Return each of the rows below unchanged, character for character.

——

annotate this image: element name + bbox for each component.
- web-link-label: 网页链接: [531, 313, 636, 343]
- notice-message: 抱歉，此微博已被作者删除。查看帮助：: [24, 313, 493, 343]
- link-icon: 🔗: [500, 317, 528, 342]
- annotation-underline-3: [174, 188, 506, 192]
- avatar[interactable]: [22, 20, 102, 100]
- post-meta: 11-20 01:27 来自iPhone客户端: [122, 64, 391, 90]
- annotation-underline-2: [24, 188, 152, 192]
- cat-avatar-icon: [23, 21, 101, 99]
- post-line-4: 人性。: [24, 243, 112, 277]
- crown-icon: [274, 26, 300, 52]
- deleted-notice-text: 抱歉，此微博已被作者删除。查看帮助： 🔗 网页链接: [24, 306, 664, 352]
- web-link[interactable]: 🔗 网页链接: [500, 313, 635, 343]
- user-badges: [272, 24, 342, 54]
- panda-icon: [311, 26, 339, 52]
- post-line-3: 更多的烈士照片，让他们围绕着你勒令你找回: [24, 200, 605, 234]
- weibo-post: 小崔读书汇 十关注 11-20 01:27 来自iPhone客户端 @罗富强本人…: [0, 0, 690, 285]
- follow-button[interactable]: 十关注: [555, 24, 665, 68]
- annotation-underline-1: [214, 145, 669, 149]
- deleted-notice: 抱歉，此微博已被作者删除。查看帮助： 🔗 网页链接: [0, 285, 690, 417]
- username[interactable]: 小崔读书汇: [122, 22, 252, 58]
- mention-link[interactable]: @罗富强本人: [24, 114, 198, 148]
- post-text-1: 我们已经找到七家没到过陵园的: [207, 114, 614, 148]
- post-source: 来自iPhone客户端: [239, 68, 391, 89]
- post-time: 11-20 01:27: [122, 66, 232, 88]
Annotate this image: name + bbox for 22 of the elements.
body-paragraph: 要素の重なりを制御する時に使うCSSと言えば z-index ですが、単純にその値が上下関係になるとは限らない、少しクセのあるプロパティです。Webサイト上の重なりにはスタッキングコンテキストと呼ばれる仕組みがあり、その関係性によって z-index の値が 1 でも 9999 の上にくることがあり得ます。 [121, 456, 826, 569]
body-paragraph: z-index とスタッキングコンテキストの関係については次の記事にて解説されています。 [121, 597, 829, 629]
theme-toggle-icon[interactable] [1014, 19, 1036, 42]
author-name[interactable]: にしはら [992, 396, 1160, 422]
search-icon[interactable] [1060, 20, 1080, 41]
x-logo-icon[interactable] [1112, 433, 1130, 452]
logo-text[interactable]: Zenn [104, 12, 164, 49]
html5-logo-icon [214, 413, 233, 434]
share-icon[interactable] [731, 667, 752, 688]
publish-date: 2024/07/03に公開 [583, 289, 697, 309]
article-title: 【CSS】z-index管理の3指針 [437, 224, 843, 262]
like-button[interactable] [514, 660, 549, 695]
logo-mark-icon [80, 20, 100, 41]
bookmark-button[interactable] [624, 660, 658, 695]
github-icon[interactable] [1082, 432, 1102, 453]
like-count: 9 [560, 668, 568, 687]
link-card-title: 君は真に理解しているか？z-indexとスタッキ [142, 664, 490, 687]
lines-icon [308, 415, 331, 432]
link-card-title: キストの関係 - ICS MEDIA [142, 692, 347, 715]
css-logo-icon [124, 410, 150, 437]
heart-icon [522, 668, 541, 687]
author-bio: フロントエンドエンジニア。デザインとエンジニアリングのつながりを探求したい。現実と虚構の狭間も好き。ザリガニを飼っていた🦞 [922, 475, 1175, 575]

——

**Task result**
annotate this image: element name + bbox for each component.
- web-link-label: 网页链接: [531, 313, 636, 343]
- notice-message: 抱歉，此微博已被作者删除。查看帮助：: [24, 313, 493, 343]
- link-icon: 🔗: [500, 317, 528, 342]
- annotation-underline-3: [174, 188, 506, 192]
- avatar[interactable]: [22, 20, 102, 100]
- post-meta: 11-20 01:27 来自iPhone客户端: [122, 64, 391, 90]
- annotation-underline-2: [24, 188, 152, 192]
- cat-avatar-icon: [23, 21, 101, 99]
- post-line-4: 人性。: [24, 243, 112, 277]
- crown-icon: [274, 26, 300, 52]
- deleted-notice-text: 抱歉，此微博已被作者删除。查看帮助： 🔗 网页链接: [24, 306, 664, 352]
- web-link[interactable]: 🔗 网页链接: [500, 313, 635, 343]
- user-badges: [272, 24, 342, 54]
- panda-icon: [311, 26, 339, 52]
- post-line-3: 更多的烈士照片，让他们围绕着你勒令你找回: [24, 200, 605, 234]
- weibo-post: 小崔读书汇 十关注 11-20 01:27 来自iPhone客户端 @罗富强本人…: [0, 0, 690, 285]
- follow-button[interactable]: 十关注: [555, 24, 665, 68]
- annotation-underline-1: [214, 145, 669, 149]
- deleted-notice: 抱歉，此微博已被作者删除。查看帮助： 🔗 网页链接: [0, 285, 690, 417]
- username[interactable]: 小崔读书汇: [122, 22, 252, 58]
- mention-link[interactable]: @罗富强本人: [24, 114, 198, 148]
- post-text-1: 我们已经找到七家没到过陵园的: [207, 114, 614, 148]
- post-source: 来自iPhone客户端: [239, 68, 391, 89]
- post-time: 11-20 01:27: [122, 66, 232, 88]
Annotate this image: name + bbox for 22 of the elements.
body-paragraph: 要素の重なりを制御する時に使うCSSと言えば z-index ですが、単純にその値が上下関係になるとは限らない、少しクセのあるプロパティです。Webサイト上の重なりにはスタッキングコンテキストと呼ばれる仕組みがあり、その関係性によって z-index の値が 1 でも 9999 の上にくることがあり得ます。 [121, 456, 826, 569]
body-paragraph: z-index とスタッキングコンテキストの関係については次の記事にて解説されています。 [121, 597, 829, 629]
theme-toggle-icon[interactable] [1014, 19, 1036, 42]
author-name[interactable]: にしはら [992, 396, 1160, 422]
search-icon[interactable] [1060, 20, 1080, 41]
x-logo-icon[interactable] [1112, 433, 1130, 452]
logo-text[interactable]: Zenn [104, 12, 164, 49]
html5-logo-icon [214, 413, 233, 434]
share-icon[interactable] [731, 667, 752, 688]
publish-date: 2024/07/03に公開 [583, 289, 697, 309]
article-title: 【CSS】z-index管理の3指針 [437, 224, 843, 262]
like-button[interactable] [514, 660, 549, 695]
logo-mark-icon [80, 20, 100, 41]
bookmark-button[interactable] [624, 660, 658, 695]
github-icon[interactable] [1082, 432, 1102, 453]
like-count: 9 [560, 668, 568, 687]
link-card-title: 君は真に理解しているか？z-indexとスタッキ [142, 664, 490, 687]
lines-icon [308, 415, 331, 432]
link-card-title: キストの関係 - ICS MEDIA [142, 692, 347, 715]
css-logo-icon [124, 410, 150, 437]
heart-icon [522, 668, 541, 687]
author-bio: フロントエンドエンジニア。デザインとエンジニアリングのつながりを探求したい。現実と虚構の狭間も好き。ザリガニを飼っていた🦞 [922, 475, 1175, 575]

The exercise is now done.